* _Testo dell'articolo_
——————————
Unicef: “Ogni 9 minuti un adolescente fra i 15 e i 19 anni muore per suicidio”

Ogni 9 minuti, in qualche parte nel mondo, un adolescente di età compresa tra i 15 e i 19 anni muore per suicidio. Il suicidio è una delle principali cause di morte tra gli adolescenti più grandi e i giovani, eppure i dati rimangono limitati e non abbastanza disaggregati per comprendere appieno chi sia maggiormente a rischio e quale sia il modo migliore per prevenirlo, in particolare nei paesi a basso e medio reddito con sistemi di salute mentale dotati di risorse insufficienti.

Così l’Unicef che ricorda anche come il tasso di suicidio sia in genere più elevato tra i ragazzi rispetto alle ragazze, mentre per quanto riguarda l’Italia, la mortalità per suicidio tra i 15 – 19 enni si attesti  è di 2,82 per 100mila, uno dei tassi più bassi in Europa.
——————————
* _Record forniti_
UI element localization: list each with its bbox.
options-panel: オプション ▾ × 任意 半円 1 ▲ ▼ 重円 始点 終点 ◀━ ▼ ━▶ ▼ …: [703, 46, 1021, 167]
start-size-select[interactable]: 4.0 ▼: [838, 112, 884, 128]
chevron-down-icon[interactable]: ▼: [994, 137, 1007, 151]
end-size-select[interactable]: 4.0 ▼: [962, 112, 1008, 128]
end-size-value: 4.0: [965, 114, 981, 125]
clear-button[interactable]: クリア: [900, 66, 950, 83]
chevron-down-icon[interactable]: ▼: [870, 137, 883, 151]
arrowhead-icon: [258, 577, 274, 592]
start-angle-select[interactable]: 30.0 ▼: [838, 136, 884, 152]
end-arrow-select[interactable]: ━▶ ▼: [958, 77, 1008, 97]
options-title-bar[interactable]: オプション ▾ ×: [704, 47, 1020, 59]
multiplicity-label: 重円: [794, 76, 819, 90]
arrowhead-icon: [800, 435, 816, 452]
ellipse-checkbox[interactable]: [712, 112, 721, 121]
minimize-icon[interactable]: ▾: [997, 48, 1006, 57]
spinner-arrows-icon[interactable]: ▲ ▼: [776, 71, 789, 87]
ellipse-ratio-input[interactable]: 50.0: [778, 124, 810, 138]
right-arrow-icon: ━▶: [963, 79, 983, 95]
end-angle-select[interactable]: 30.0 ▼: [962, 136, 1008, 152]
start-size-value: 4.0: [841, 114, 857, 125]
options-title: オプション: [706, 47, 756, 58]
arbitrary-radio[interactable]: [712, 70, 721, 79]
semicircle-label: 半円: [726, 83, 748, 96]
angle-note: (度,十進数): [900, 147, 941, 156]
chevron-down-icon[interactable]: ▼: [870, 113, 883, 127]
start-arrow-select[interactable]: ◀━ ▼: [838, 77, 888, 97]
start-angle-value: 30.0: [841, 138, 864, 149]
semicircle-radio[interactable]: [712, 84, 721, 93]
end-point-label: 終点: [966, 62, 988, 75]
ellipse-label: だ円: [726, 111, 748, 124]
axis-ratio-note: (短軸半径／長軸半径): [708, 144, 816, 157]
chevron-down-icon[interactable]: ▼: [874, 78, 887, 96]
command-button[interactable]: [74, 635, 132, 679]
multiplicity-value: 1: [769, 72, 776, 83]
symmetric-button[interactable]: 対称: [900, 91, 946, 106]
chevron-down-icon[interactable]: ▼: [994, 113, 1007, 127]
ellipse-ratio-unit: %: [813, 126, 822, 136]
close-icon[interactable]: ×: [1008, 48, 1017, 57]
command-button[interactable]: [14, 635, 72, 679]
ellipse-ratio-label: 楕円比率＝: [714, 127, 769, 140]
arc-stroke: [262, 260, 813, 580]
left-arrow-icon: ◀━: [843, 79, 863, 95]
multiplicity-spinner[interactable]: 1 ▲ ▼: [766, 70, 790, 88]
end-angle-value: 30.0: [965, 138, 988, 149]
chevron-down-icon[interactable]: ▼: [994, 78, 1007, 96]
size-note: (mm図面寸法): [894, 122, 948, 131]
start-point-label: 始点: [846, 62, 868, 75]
——————————
* _Compiti da svolgere_
**a)** Le seguenti affermazioni concordano con l'articolo sul suicidio degli adolescenti? Rispondi sì o no a ciascuna e cita esattamente le parole dell'articolo che lo stabiliscono. (i) Ogni 9 minuti nel mondo un adolescente tra i 15 e i 19 anni muore per suicidio. (ii) I dati sul suicidio sono abbastanza disaggregati da far capire chi è più a rischio. (iii) Il tasso di suicidio è in genere più elevato tra le ragazze che tra i ragazzi.
**b)** Scrivi il seguito dell'articolo sul suicidio degli adolescenti, partendo da dove si ferma.
I record sono materiale a sé, distinto dall'articolo sul suicidio degli adolescenti.

* _Risposte_
**a)**
(i) Sì: "Ogni 9 minuti, in qualche parte nel mondo, un adolescente di età compresa tra i 15 e i 19 anni muore per suicidio."
(ii) No: "i dati rimangono limitati e non abbastanza disaggregati per comprendere appieno chi sia maggiormente a rischio"
(iii) No: "il tasso di suicidio sia in genere più elevato tra i ragazzi rispetto alle ragazze"

**b)**
 “In occasione della Giornata mondiale per la prevenzione del suicidio –  ha dichiarato Nicola Graziano, Presidente dell’Unicef Italia – vogliamo ricordare l’importanza della prevenzione, soprattutto fra i più giovani. Come Unicef Italia siamo da tempo impegnati nella promozione della salute mentale, una componente fondamentale dello sviluppo e del benessere dei bambini. Promuovere e proteggere la salute mentale è essenziale per aiutare i bambini e i giovani ad apprendere, crescere, partecipare e realizzarsi. È fondamentale affrontare le cause alla base del disagio e del suicidio, tra cui l’esposizione alla violenza e alle norme di genere dannose. I bambini e i giovani hanno bisogno di ambienti sicuri, inclusivi e solidali, in cui si sentano integrati, apprezzati e in grado di chiedere aiuto senza timore di essere stigmatizzati, giudicati o discriminati”.

Secondo l’ultimo rapporto “Through Children’s Eyes: How Digital Technologies Enable Child Sexual Abuse”, che analizza come le tecnologie digitali favoriscono l’abuso sessuale sui minorenni, nei paesi parte dell’analisi i bambini vittime di sfruttamento facilitato dalla tecnologia erano quattro volte più inclini a riferire pensieri o comportamenti suicidi e autolesionismo (dati 2020-2025).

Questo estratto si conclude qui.